## BRIEF
Every line of the following records that includes "PROM" should be copied.

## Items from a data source
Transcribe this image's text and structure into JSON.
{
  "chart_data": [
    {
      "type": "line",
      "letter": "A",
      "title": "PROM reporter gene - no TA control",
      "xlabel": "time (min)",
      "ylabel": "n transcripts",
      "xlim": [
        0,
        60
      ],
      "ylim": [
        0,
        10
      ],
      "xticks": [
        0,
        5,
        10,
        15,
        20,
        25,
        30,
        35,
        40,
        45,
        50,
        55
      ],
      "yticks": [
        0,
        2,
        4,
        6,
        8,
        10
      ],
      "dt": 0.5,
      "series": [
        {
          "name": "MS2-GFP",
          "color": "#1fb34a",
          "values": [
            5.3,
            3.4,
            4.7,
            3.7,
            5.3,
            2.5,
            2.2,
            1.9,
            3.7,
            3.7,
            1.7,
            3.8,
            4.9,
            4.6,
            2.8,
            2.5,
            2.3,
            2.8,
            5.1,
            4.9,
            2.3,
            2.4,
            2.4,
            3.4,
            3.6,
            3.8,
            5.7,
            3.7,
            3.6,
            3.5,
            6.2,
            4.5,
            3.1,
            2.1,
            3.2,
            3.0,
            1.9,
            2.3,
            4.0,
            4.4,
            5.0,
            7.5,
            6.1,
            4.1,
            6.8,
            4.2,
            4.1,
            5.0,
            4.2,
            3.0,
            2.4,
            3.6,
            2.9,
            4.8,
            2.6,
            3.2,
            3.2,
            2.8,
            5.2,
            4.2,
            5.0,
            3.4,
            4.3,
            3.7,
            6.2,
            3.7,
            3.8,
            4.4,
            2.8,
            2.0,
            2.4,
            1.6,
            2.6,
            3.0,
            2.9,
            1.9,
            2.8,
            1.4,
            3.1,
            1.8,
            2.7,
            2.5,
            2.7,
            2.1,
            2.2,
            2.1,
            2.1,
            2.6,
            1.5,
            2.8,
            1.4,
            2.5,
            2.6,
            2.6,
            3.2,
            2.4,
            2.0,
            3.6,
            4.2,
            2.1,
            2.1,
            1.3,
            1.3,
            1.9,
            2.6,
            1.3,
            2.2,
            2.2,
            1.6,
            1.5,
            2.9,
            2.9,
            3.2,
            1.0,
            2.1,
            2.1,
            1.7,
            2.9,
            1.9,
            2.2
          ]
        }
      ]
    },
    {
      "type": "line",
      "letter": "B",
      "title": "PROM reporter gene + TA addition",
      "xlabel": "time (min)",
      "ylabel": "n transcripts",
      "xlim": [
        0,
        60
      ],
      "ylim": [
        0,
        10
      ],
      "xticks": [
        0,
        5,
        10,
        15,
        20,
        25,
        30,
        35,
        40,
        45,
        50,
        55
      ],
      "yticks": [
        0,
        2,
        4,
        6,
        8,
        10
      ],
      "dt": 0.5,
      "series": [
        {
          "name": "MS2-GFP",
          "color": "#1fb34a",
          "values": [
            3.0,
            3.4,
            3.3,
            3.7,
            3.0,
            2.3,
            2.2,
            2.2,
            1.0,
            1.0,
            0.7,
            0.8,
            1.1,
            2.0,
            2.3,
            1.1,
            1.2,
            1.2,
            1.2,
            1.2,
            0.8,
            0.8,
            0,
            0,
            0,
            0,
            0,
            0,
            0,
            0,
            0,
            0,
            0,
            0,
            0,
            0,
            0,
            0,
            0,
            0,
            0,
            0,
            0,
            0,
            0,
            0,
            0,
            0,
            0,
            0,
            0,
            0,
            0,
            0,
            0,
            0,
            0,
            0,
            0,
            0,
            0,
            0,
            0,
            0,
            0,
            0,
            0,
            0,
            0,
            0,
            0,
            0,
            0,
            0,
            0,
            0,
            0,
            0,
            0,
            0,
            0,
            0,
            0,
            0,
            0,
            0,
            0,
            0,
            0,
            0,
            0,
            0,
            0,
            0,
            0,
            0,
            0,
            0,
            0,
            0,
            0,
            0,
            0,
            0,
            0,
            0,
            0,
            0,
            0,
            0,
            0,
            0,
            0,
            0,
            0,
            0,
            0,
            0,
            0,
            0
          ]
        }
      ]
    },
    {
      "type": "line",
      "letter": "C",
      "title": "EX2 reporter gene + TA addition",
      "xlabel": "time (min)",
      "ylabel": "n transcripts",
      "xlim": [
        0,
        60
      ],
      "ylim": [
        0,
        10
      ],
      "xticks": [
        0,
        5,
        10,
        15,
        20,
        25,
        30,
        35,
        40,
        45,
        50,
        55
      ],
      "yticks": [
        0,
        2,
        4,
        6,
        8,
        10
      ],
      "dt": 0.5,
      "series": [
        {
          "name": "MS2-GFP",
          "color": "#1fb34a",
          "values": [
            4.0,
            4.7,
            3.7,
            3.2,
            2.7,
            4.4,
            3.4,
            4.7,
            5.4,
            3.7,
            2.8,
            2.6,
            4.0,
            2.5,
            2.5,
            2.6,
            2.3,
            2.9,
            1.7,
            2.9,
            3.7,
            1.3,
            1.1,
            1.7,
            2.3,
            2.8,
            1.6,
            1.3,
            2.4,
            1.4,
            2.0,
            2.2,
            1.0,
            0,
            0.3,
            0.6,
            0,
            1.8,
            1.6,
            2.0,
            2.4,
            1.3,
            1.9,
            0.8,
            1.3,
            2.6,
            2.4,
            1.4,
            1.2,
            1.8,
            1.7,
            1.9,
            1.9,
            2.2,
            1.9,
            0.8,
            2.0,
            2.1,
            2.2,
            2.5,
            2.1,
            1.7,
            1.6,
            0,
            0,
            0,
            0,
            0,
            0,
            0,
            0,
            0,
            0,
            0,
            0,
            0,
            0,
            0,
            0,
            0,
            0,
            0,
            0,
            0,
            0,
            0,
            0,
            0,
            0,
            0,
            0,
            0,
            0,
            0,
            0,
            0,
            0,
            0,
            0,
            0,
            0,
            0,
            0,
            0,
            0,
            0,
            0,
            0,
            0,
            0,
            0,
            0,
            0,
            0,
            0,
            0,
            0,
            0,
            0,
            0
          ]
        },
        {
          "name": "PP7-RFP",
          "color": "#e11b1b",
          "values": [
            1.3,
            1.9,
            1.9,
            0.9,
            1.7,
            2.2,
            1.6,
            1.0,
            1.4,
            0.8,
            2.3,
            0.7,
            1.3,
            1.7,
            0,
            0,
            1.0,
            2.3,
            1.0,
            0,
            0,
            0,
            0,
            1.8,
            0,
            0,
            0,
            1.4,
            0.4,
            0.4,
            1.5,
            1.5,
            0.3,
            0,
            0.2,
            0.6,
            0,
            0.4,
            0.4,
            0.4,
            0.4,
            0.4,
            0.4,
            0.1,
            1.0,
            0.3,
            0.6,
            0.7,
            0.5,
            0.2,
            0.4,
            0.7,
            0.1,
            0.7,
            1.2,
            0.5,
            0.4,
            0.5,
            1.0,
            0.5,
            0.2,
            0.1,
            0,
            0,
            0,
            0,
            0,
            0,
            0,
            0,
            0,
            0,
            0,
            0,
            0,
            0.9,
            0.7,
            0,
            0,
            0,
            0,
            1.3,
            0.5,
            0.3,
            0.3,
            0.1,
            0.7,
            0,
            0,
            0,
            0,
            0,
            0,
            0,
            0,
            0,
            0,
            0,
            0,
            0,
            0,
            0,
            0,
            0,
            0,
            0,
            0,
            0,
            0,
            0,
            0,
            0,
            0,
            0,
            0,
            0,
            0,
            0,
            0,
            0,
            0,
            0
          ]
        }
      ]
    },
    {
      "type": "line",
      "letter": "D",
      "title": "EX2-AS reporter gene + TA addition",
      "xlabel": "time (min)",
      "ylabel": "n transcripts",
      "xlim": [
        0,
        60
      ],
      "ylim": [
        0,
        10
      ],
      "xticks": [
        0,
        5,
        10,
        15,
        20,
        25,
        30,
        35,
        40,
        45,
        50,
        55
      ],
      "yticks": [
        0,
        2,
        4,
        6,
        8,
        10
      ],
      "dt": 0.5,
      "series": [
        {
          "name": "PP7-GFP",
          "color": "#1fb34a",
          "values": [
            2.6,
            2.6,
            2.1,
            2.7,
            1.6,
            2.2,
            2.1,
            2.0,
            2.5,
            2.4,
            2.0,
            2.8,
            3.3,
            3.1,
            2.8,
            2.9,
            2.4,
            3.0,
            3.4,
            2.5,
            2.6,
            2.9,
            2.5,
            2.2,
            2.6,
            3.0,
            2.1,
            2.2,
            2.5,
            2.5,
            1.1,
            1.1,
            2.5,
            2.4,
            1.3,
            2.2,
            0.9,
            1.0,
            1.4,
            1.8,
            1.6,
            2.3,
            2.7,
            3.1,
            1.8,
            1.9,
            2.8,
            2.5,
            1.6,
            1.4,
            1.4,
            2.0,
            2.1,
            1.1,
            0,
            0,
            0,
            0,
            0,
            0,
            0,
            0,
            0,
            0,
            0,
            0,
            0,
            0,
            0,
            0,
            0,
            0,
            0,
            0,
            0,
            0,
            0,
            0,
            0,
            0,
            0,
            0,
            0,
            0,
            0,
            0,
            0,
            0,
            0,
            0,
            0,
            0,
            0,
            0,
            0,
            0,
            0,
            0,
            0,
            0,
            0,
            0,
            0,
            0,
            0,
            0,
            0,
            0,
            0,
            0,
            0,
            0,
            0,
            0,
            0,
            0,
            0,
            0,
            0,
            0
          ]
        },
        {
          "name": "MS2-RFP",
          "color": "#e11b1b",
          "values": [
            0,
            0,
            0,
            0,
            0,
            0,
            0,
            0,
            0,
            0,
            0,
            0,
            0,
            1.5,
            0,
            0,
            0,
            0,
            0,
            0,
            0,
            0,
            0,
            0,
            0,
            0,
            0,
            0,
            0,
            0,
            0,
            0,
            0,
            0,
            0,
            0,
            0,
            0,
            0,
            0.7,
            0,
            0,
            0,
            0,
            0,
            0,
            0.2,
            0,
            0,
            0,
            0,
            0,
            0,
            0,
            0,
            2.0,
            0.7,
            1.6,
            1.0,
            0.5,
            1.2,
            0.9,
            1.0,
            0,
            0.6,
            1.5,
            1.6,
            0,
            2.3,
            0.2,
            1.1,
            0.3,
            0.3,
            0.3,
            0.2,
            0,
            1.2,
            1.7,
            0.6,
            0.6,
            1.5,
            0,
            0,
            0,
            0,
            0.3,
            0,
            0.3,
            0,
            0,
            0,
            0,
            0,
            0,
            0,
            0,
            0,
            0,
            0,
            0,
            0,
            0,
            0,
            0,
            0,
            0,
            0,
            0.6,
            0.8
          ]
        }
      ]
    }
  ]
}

## RESULT OF THE TASK
      "title": "PROM reporter gene - no TA control",
      "title": "PROM reporter gene + TA addition",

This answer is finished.